Short task: Pick every line with "класса" from the material below.

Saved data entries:

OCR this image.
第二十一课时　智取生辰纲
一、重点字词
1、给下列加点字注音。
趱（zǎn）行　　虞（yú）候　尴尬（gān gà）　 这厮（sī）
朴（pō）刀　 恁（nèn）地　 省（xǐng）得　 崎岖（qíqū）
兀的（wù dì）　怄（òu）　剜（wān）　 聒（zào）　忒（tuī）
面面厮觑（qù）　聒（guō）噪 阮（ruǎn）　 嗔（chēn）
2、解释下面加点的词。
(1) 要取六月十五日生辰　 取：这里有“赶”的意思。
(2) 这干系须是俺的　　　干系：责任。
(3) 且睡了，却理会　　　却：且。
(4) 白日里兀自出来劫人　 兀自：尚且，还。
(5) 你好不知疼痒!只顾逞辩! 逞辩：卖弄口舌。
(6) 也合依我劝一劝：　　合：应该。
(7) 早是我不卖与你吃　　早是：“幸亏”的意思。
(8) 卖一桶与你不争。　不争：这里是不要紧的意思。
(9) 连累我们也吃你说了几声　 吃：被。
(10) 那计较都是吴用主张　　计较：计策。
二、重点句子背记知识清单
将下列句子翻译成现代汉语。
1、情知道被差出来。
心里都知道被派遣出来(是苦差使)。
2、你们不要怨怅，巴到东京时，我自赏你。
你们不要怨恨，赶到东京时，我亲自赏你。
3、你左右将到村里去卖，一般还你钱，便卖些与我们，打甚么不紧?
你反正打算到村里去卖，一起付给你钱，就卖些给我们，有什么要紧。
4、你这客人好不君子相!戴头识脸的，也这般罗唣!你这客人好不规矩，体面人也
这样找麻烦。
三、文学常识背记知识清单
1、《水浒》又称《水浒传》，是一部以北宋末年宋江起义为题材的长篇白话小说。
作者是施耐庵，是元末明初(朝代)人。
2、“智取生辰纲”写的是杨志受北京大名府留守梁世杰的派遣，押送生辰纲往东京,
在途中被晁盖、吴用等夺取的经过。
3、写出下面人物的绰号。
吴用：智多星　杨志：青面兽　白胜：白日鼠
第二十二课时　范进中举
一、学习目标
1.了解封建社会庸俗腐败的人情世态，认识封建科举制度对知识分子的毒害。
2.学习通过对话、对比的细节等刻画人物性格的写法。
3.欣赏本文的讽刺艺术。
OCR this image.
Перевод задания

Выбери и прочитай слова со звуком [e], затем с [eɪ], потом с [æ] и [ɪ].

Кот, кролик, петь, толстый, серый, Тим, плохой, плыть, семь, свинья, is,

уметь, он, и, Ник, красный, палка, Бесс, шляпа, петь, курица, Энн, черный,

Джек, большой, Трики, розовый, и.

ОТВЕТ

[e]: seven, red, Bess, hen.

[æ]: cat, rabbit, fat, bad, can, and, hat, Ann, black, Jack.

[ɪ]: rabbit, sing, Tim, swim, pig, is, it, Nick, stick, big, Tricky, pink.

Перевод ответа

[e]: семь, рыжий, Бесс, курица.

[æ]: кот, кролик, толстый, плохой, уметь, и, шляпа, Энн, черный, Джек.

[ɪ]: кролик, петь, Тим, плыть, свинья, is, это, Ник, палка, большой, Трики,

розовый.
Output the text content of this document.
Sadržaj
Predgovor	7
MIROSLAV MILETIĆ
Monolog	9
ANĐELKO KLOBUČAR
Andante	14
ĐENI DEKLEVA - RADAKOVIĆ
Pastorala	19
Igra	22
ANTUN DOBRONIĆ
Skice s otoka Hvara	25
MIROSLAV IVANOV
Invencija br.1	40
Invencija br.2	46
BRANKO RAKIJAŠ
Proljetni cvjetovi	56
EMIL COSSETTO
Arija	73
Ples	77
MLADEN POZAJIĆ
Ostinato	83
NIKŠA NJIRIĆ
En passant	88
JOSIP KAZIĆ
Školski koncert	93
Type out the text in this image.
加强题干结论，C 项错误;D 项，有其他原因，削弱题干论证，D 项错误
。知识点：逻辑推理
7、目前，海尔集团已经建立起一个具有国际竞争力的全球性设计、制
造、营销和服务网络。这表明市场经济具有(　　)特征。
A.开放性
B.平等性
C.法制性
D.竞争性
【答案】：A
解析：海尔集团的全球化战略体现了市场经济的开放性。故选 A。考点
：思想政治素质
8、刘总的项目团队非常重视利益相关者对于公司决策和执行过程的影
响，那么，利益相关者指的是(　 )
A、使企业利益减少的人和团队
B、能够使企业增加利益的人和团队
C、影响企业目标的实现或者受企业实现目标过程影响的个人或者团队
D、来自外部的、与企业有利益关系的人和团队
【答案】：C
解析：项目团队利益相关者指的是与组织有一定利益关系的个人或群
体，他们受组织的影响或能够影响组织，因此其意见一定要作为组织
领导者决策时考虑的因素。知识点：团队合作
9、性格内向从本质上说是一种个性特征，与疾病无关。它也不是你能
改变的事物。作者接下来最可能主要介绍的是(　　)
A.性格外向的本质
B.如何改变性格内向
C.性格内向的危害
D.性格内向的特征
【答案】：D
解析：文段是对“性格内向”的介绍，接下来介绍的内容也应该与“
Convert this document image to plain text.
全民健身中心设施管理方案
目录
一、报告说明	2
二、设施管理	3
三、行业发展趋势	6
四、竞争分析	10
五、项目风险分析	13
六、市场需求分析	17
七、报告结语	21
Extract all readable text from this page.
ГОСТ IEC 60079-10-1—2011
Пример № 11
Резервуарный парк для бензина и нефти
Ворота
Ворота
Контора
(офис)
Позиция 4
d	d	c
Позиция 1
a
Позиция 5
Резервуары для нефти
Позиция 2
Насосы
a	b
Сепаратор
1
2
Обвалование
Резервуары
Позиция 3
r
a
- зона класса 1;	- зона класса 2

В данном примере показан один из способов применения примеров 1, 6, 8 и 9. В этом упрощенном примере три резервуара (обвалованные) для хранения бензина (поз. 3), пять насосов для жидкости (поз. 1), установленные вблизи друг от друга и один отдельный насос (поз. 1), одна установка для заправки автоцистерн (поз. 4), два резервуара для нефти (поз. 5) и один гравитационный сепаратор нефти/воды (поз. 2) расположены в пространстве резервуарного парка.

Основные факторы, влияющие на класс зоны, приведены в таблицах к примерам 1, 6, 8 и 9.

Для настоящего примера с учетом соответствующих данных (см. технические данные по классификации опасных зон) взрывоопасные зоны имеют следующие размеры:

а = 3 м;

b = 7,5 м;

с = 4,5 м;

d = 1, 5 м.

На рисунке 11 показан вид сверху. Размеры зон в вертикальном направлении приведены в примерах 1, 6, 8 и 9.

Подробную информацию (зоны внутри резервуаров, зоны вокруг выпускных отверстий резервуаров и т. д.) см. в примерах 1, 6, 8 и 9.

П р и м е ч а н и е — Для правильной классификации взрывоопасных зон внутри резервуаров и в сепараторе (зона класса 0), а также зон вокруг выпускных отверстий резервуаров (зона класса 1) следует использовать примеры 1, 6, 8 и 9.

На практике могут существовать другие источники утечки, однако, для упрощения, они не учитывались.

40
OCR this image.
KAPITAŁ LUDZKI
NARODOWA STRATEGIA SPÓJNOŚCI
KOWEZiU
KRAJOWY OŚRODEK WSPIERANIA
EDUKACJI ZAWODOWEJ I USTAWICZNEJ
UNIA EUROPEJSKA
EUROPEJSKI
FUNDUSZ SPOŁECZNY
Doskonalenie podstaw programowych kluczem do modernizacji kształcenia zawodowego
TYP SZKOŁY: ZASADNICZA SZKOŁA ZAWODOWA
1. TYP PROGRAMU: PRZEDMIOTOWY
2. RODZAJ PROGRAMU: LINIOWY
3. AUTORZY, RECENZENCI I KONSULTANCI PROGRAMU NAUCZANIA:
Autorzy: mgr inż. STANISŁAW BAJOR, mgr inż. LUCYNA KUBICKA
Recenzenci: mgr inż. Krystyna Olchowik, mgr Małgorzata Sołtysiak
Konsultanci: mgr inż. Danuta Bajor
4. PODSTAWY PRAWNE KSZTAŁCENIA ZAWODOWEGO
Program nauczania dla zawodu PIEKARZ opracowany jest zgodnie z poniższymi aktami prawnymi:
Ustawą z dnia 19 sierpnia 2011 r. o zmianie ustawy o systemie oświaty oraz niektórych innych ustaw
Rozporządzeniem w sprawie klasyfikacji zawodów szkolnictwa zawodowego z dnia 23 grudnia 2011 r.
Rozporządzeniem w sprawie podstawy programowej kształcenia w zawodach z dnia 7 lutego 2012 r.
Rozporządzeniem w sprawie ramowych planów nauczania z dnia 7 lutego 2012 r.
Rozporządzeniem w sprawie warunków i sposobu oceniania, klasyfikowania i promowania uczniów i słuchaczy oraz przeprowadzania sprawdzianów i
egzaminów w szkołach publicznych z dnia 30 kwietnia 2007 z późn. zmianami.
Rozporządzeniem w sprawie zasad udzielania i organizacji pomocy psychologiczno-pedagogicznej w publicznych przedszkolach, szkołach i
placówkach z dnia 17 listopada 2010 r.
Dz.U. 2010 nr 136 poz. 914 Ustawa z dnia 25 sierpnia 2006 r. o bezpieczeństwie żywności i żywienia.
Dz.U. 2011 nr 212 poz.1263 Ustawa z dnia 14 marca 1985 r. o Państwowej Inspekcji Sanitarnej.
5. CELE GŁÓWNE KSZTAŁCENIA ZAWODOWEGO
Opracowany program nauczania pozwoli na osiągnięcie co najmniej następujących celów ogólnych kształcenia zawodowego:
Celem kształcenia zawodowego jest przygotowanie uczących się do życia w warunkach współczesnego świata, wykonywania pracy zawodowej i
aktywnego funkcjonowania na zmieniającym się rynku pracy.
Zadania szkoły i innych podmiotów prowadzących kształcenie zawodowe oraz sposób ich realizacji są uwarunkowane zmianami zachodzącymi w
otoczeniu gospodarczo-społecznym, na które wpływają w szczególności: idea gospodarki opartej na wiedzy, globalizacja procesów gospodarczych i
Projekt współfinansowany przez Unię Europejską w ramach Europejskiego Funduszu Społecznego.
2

Final result:
- зона класса 1;	- зона класса 2
П р и м е ч а н и е — Для правильной классификации взрывоопасных зон внутри резервуаров и в сепараторе (зона класса 0), а также зон вокруг выпускных отверстий резервуаров (зона класса 1) следует использовать примеры 1, 6, 8 и 9.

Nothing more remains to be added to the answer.